Goal. Repeat each line of the records below word for word, leaving out the pictures.

[Begin Supplied entries]

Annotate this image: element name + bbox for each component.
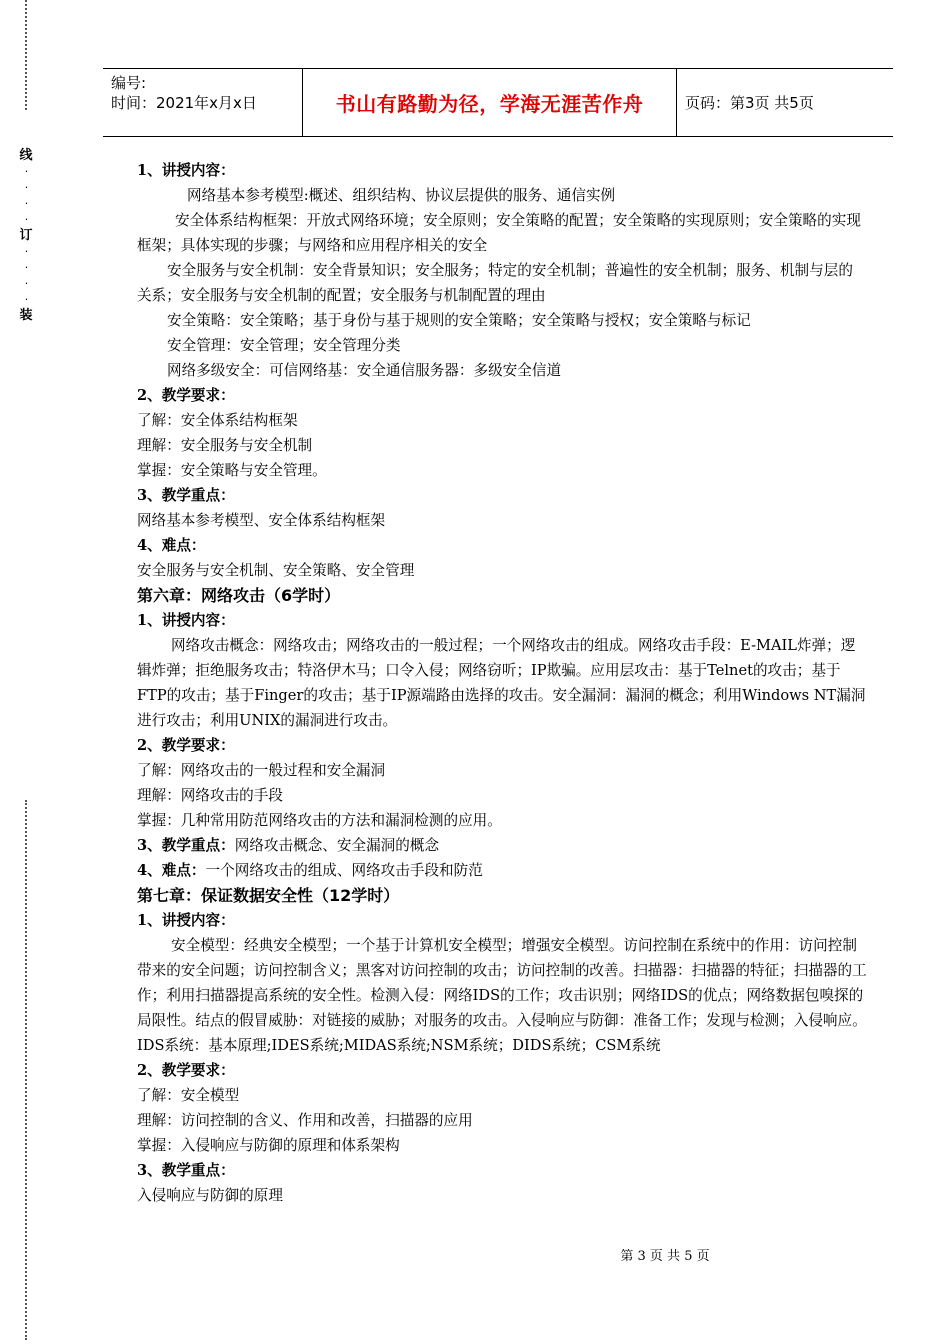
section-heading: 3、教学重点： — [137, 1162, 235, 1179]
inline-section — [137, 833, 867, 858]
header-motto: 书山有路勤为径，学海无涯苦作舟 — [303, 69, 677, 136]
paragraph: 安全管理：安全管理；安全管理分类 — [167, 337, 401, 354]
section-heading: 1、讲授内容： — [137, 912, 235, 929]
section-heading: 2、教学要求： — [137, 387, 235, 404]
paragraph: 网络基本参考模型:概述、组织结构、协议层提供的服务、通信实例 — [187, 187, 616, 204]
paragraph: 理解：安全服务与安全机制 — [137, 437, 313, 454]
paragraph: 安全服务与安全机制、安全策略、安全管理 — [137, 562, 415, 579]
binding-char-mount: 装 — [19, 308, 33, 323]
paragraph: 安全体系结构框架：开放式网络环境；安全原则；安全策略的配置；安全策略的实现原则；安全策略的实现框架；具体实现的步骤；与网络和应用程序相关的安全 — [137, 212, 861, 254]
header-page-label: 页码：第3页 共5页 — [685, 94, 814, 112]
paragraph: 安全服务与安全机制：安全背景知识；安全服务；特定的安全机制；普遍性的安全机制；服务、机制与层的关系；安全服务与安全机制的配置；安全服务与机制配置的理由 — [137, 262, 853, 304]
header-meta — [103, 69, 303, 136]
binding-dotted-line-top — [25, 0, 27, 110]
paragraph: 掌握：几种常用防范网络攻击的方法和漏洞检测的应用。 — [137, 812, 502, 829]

[End Supplied entries]

Correct result.
Annotate this image: element name + bbox for each component.
section-heading: 3、教学重点： — [137, 1162, 235, 1179]
inline-section — [137, 833, 867, 858]
header-motto: 书山有路勤为径，学海无涯苦作舟 — [303, 69, 677, 136]
paragraph: 安全管理：安全管理；安全管理分类 — [167, 337, 401, 354]
section-heading: 1、讲授内容： — [137, 912, 235, 929]
section-heading: 2、教学要求： — [137, 387, 235, 404]
paragraph: 网络基本参考模型:概述、组织结构、协议层提供的服务、通信实例 — [187, 187, 616, 204]
paragraph: 理解：安全服务与安全机制 — [137, 437, 313, 454]
paragraph: 安全服务与安全机制、安全策略、安全管理 — [137, 562, 415, 579]
binding-char-mount: 装 — [19, 308, 33, 323]
paragraph: 安全体系结构框架：开放式网络环境；安全原则；安全策略的配置；安全策略的实现原则；安全策略的实现框架；具体实现的步骤；与网络和应用程序相关的安全 — [137, 212, 861, 254]
header-page-label: 页码：第3页 共5页 — [685, 94, 814, 112]
paragraph: 安全服务与安全机制：安全背景知识；安全服务；特定的安全机制；普遍性的安全机制；服务、机制与层的关系；安全服务与安全机制的配置；安全服务与机制配置的理由 — [137, 262, 853, 304]
header-meta — [103, 69, 303, 136]
binding-dotted-line-top — [25, 0, 27, 110]
paragraph: 掌握：几种常用防范网络攻击的方法和漏洞检测的应用。 — [137, 812, 502, 829]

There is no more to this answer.